§ PROBLEM DESCRIPTION
Render every line of the rows below as a Markdown table with the columns n and Line, numbering each line and skipping blank ones. Leave the pictures out.

----

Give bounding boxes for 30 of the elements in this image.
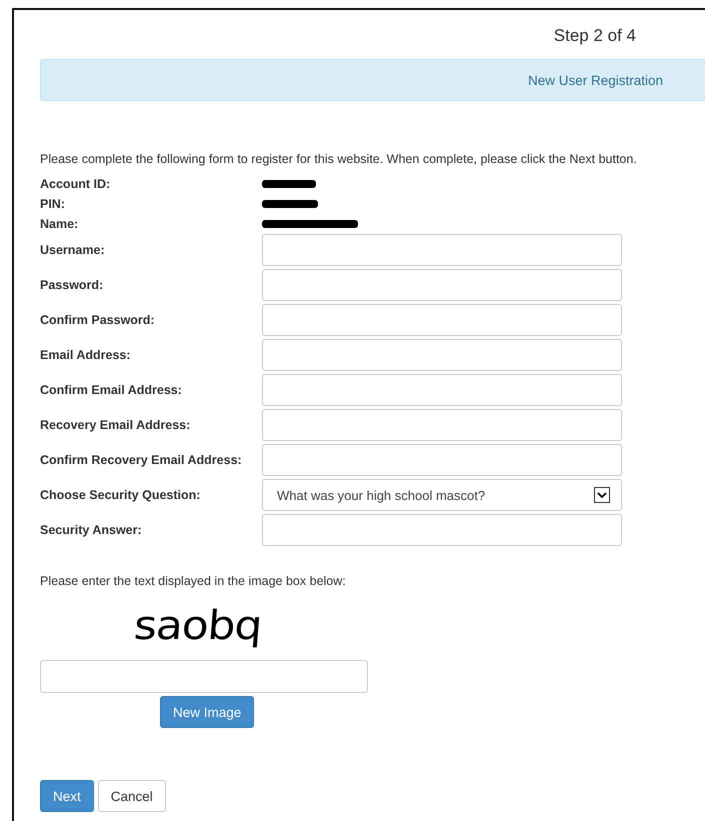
field-label: Confirm Email Address: [40, 383, 182, 397]
input-field[interactable] [262, 409, 622, 441]
banner-title: New User Registration [528, 72, 663, 88]
captcha-image: saobq [132, 606, 263, 650]
next-button[interactable]: Next [40, 780, 94, 812]
field-label: Recovery Email Address: [40, 418, 190, 432]
field-label: PIN: [40, 197, 65, 211]
captcha-instruction: Please enter the text displayed in the image box below: [40, 574, 347, 588]
input-field[interactable] [262, 514, 622, 546]
input-field[interactable] [262, 234, 622, 266]
new-image-button[interactable]: New Image [160, 696, 254, 728]
input-field[interactable] [262, 444, 622, 476]
captcha-input-field[interactable] [40, 660, 368, 693]
cancel-button[interactable]: Cancel [98, 780, 166, 812]
security-question-dropdown[interactable]: What was your high school mascot? [262, 479, 622, 511]
field-label: Confirm Password: [40, 313, 155, 327]
field-label: Username: [40, 243, 105, 257]
step-indicator: Step 2 of 4 [554, 26, 636, 45]
field-label: Choose Security Question: [40, 488, 200, 502]
field-label: Email Address: [40, 348, 131, 362]
input-field[interactable] [262, 304, 622, 336]
field-label: Name: [40, 217, 78, 231]
field-label: Security Answer: [40, 523, 142, 537]
field-label: Account ID: [40, 177, 110, 191]
field-label: Password: [40, 278, 104, 292]
input-field[interactable] [262, 339, 622, 371]
input-field[interactable] [262, 269, 622, 301]
instruction-text: Please complete the following form to register for this website. When complete, please click the Next button. [40, 151, 638, 167]
input-field[interactable] [262, 374, 622, 406]
field-label: Confirm Recovery Email Address: [40, 453, 242, 467]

----

§ RESPONSE TO THE EXERCISE
| n | Line |
|---|---|
| 1 | Give bounding boxes for 30 of the elements in this image. |
| 2 | field-label: Confirm Email Address: [40, 383, 182, 397] |
| 3 | input-field[interactable] [262, 409, 622, 441] |
| 4 | banner-title: New User Registration [528, 72, 663, 88] |
| 5 | captcha-image: saobq [132, 606, 263, 650] |
| 6 | next-button[interactable]: Next [40, 780, 94, 812] |
| 7 | field-label: Recovery Email Address: [40, 418, 190, 432] |
| 8 | field-label: PIN: [40, 197, 65, 211] |
| 9 | captcha-instruction: Please enter the text displayed in the image box below: [40, 574, 347, 588] |
| 10 | input-field[interactable] [262, 514, 622, 546] |
| 11 | input-field[interactable] [262, 234, 622, 266] |
| 12 | new-image-button[interactable]: New Image [160, 696, 254, 728] |
| 13 | input-field[interactable] [262, 444, 622, 476] |
| 14 | captcha-input-field[interactable] [40, 660, 368, 693] |
| 15 | cancel-button[interactable]: Cancel [98, 780, 166, 812] |
| 16 | security-question-dropdown[interactable]: What was your high school mascot? [262, 479, 622, 511] |
| 17 | field-label: Confirm Password: [40, 313, 155, 327] |
| 18 | field-label: Username: [40, 243, 105, 257] |
| 19 | step-indicator: Step 2 of 4 [554, 26, 636, 45] |
| 20 | field-label: Choose Security Question: [40, 488, 200, 502] |
| 21 | field-label: Email Address: [40, 348, 131, 362] |
| 22 | input-field[interactable] [262, 304, 622, 336] |
| 23 | field-label: Name: [40, 217, 78, 231] |
| 24 | field-label: Security Answer: [40, 523, 142, 537] |
| 25 | field-label: Account ID: [40, 177, 110, 191] |
| 26 | field-label: Password: [40, 278, 104, 292] |
| 27 | input-field[interactable] [262, 339, 622, 371] |
| 28 | input-field[interactable] [262, 269, 622, 301] |
| 29 | instruction-text: Please complete the following form to register for this website. When complete, please click the Next button. [40, 151, 638, 167] |
| 30 | input-field[interactable] [262, 374, 622, 406] |
| 31 | field-label: Confirm Recovery Email Address: [40, 453, 242, 467] |